EXERCISE BRIEF: Update the passage of the post about dropping Day One between "I've been using" and "and iCloud sync.", inclusive, so that "Moleskines" becomes "paper notebooks".

TEXT:
--*--
Dropping Day One...gasp!

I've been using Day One for a long time and have blogged about its brilliance previously. Before that I had a complicated system of Moleskines with symbols and lists and printed-out photos. And stickers. I've spent way too much time out of my life pondering journaling systems and trying them out. Day One really got me excited when they added photos and, for their mobile applications, locations and weather to the entries. It's really a super polished application, with Markdown support (which I love) and both Dropbox and iCloud sync.

Issues that have been on the back burner long enough to make me drop it include


  • Lack of encryption
  • No way to export photos and other information
  • No cross-platform capabilities (I can open a book anywhere; I want to do the same with my journal)
  • Developers are completely unresponsive unless you're complimenting them on Twitter

But the death blow came when I was poking about on my hard drive and discovered that passwording the Day One app is completely useless because all the entries are storied in PLAIN TEXT. Really? I instantly exported all my entries to Markdown and moved them to my encrypted drive.
--*--
SOURCE INFORMATION:
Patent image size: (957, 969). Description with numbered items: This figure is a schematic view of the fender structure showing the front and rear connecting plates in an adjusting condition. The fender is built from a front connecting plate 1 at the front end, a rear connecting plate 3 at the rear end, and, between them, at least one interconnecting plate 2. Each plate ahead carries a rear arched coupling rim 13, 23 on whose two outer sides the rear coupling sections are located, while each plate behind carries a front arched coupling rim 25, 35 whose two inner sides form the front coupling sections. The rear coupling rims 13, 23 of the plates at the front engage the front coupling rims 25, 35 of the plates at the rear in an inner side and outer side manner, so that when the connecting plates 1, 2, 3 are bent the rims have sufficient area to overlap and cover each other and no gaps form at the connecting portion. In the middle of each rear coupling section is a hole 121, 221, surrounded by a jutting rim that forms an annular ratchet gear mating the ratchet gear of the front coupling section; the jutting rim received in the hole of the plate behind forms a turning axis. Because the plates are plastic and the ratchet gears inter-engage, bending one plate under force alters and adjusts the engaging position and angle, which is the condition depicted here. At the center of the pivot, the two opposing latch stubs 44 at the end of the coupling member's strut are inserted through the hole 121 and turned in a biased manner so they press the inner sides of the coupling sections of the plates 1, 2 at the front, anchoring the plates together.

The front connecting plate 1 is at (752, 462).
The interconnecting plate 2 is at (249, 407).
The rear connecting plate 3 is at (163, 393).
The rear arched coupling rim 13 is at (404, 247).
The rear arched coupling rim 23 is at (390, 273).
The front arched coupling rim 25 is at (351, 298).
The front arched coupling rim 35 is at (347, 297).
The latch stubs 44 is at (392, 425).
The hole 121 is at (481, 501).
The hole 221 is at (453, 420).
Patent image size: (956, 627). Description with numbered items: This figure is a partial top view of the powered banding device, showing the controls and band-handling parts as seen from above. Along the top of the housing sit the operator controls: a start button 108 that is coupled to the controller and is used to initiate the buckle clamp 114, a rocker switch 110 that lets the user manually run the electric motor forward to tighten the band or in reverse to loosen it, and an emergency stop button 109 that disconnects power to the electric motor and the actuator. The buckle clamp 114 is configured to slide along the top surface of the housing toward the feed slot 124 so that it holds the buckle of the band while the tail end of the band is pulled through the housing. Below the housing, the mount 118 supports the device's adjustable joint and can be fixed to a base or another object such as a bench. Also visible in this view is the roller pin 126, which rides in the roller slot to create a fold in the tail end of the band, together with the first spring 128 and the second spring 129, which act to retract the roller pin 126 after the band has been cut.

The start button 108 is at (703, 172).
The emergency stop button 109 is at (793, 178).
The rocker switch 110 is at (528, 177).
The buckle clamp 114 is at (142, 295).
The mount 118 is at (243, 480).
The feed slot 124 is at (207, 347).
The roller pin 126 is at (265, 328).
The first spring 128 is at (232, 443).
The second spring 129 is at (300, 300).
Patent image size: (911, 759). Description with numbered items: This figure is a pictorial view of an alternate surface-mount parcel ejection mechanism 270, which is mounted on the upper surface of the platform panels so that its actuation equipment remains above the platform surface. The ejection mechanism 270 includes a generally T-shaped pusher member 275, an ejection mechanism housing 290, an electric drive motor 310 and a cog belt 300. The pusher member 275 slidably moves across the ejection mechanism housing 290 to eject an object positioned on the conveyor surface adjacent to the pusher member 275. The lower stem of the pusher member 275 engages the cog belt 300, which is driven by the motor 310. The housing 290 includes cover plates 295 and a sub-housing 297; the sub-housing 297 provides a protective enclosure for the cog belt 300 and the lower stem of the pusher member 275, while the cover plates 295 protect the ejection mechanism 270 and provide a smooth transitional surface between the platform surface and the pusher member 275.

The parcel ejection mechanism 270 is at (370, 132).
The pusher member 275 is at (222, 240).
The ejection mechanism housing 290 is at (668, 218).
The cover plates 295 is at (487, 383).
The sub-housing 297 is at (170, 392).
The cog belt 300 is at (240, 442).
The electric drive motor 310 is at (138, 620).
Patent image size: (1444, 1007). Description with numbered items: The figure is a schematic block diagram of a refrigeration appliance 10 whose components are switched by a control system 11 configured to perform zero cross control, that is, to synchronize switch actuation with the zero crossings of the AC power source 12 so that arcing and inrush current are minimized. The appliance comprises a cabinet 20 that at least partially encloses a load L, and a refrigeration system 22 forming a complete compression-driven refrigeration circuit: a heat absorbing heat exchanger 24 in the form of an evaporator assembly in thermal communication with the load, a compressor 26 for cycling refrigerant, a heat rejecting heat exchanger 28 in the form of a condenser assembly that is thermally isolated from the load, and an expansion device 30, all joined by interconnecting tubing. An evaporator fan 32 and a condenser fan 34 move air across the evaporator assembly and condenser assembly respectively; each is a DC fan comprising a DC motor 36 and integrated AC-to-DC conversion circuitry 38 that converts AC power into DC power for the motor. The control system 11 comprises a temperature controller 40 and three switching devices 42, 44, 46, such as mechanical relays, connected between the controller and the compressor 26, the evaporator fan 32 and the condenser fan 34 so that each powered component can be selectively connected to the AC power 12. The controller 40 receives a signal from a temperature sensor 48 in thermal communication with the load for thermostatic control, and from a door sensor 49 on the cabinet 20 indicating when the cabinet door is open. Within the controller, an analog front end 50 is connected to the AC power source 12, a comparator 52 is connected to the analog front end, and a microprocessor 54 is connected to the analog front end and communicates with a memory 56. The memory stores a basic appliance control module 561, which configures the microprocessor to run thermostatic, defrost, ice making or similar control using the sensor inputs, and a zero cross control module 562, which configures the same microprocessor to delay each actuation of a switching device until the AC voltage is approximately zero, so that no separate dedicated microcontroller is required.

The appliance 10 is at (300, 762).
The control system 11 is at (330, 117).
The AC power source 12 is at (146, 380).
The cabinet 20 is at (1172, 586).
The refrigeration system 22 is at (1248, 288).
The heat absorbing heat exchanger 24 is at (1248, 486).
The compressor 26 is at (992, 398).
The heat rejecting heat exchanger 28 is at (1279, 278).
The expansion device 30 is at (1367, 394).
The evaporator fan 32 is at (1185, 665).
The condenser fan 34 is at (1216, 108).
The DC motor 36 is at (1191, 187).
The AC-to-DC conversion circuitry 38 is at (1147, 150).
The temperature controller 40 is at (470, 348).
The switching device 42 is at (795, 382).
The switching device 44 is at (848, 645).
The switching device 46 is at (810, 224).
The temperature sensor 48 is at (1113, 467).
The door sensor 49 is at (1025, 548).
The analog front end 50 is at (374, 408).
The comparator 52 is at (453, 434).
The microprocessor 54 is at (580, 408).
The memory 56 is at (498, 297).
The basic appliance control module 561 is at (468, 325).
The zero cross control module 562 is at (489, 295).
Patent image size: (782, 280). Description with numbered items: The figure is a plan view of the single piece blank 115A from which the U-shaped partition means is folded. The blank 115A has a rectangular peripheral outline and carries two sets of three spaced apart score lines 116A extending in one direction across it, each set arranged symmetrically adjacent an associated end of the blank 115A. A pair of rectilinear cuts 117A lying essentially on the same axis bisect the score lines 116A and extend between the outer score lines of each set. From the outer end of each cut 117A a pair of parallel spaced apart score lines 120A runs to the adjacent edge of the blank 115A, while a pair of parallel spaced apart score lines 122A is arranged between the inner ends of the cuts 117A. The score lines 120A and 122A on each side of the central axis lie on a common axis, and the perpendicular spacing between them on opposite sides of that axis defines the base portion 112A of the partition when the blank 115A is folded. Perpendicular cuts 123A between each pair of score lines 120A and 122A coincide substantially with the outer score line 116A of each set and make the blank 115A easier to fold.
--*--
TASK RESPONSE:
I've been using Day One for a long time and have blogged about its brilliance previously. Before that I had a complicated system of paper notebooks with symbols and lists and printed-out photos. And stickers. I've spent way too much time out of my life pondering journaling systems and trying them out. Day One really got me excited when they added photos and, for their mobile applications, locations and weather to the entries. It's really a super polished application, with Markdown support (which I love) and both Dropbox and iCloud sync.